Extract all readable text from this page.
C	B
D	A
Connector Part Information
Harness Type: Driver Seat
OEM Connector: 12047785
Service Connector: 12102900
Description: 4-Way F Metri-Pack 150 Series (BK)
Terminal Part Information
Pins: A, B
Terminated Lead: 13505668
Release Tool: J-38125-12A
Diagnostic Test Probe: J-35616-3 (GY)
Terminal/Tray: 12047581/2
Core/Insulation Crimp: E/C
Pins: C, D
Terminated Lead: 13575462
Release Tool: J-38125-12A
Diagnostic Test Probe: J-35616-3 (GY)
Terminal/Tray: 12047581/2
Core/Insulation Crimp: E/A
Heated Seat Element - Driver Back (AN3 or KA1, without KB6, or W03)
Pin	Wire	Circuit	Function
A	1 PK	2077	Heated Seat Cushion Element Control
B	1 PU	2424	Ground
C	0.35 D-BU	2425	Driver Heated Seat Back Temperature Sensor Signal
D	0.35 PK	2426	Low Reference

· · · ·

*DIRECTIONS*: Find all lines holding the string "Back" and copy them.

*REPLY TO THE EXERCISE*:
Heated Seat Element - Driver Back (AN3 or KA1, without KB6, or W03)
C	0.35 D-BU	2425	Driver Heated Seat Back Temperature Sensor Signal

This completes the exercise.